===== DATASET =====

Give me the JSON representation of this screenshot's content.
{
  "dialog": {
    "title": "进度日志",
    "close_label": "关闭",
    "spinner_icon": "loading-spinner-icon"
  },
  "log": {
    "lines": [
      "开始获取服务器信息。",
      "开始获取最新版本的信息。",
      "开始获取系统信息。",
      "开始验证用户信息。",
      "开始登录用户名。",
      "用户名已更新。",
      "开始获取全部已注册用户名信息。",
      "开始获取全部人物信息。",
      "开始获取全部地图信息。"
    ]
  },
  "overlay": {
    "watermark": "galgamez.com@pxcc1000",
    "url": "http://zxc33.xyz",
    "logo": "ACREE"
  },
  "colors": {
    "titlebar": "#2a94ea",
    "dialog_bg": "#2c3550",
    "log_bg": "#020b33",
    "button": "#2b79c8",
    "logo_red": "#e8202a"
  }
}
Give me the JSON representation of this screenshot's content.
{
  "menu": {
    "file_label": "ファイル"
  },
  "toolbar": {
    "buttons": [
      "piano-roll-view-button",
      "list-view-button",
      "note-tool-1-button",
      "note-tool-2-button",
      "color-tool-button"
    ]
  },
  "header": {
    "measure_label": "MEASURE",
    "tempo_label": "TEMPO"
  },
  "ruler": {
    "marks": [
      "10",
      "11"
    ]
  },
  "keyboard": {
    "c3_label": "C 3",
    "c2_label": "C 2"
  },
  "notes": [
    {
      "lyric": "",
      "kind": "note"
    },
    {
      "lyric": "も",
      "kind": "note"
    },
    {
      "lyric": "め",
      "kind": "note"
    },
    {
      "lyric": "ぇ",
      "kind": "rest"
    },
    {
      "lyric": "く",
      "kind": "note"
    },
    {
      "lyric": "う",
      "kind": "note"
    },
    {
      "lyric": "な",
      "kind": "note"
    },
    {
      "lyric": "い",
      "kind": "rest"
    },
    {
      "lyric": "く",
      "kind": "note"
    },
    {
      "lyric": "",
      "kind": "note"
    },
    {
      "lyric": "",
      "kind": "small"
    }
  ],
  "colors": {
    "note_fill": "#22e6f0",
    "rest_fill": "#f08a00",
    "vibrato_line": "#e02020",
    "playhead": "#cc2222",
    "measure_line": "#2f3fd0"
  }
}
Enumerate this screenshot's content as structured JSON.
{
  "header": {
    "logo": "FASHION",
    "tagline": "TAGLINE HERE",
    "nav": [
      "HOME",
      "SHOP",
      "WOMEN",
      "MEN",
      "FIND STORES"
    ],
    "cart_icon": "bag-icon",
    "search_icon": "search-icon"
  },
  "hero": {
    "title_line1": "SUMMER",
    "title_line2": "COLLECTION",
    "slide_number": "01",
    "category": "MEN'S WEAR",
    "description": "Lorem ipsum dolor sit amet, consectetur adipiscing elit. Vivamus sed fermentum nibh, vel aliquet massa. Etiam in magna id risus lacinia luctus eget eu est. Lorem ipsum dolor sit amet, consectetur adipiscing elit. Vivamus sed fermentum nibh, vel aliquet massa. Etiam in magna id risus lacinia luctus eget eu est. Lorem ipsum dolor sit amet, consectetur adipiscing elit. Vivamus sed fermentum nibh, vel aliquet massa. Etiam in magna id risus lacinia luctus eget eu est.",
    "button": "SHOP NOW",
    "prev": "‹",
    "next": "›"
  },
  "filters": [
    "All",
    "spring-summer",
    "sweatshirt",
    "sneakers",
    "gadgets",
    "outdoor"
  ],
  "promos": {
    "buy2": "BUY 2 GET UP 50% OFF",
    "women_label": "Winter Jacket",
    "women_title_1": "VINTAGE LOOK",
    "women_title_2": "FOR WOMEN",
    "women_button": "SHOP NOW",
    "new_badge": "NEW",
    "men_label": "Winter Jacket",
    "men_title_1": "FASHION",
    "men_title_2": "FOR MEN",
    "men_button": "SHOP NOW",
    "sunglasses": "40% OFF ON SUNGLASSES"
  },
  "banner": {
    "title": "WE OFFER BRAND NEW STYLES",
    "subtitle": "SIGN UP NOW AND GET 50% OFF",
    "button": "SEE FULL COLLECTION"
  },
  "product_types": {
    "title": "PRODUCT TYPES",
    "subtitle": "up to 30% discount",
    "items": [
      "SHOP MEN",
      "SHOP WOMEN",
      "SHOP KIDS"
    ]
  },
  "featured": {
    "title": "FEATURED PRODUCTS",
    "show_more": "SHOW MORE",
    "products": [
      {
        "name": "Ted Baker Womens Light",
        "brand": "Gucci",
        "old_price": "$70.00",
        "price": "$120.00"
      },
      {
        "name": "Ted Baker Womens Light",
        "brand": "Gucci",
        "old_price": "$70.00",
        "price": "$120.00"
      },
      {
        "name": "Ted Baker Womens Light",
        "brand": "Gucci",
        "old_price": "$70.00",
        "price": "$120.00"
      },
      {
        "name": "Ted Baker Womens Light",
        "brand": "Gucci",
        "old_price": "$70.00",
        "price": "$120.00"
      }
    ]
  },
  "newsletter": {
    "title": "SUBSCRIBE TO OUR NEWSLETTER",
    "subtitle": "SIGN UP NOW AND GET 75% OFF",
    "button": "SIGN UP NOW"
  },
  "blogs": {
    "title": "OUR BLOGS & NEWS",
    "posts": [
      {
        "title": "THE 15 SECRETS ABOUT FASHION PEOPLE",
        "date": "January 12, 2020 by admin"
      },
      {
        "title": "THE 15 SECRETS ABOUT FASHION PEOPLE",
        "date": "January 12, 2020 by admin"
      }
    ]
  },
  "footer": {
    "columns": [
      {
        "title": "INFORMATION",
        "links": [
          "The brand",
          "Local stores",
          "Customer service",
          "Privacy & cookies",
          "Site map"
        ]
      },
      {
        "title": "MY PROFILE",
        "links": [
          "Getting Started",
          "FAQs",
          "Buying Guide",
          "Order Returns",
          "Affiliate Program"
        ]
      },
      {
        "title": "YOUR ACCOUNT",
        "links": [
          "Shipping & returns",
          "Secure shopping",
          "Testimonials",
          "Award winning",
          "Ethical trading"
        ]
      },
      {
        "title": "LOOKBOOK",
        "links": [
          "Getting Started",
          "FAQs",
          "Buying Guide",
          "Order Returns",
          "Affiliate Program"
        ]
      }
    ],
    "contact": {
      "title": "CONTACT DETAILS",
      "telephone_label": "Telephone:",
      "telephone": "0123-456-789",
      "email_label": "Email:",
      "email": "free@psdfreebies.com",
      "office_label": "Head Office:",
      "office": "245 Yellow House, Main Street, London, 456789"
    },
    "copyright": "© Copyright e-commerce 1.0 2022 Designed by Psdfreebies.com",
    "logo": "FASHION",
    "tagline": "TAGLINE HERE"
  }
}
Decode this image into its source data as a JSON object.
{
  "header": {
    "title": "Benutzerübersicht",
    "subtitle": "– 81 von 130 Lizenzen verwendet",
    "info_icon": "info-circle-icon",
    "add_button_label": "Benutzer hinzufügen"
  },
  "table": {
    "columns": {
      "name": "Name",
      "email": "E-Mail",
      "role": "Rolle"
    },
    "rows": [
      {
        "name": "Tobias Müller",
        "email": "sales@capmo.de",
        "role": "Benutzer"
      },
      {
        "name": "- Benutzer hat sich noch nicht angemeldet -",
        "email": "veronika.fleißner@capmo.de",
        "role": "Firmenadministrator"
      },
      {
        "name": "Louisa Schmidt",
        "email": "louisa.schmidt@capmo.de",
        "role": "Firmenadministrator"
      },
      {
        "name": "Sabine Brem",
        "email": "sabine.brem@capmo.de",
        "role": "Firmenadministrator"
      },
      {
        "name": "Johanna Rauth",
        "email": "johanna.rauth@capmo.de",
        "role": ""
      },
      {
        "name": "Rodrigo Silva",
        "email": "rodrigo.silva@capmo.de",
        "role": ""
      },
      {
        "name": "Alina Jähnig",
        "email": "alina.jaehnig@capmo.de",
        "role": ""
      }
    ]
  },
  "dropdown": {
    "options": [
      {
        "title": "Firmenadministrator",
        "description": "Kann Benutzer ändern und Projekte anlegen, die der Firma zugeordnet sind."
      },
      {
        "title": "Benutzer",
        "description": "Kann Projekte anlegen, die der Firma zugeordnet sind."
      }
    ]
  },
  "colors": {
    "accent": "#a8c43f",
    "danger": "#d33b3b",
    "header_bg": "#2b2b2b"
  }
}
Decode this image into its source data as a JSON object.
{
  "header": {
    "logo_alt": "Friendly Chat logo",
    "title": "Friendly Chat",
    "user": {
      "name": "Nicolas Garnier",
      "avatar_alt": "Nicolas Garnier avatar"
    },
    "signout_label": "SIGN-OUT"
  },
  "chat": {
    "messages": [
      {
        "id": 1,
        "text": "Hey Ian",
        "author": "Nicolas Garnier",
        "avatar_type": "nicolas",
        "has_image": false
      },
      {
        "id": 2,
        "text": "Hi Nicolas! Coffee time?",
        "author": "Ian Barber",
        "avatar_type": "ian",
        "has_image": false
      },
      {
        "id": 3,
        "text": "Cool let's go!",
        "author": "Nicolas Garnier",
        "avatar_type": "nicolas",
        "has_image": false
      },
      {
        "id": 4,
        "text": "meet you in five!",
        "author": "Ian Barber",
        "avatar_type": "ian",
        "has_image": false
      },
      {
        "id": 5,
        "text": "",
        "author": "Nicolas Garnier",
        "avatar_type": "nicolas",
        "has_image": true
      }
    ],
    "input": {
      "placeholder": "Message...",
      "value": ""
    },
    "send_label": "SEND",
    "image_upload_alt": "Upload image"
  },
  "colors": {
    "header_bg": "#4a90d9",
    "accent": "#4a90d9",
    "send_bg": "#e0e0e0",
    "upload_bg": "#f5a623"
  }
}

=====

INSTRUCTIONS TO FOLLOW
Using the records above, copy each line that contains "zugeordnet".

OUTPUT OF THE EXERCISE
        "description": "Kann Benutzer ändern und Projekte anlegen, die der Firma zugeordnet sind."
        "description": "Kann Projekte anlegen, die der Firma zugeordnet sind."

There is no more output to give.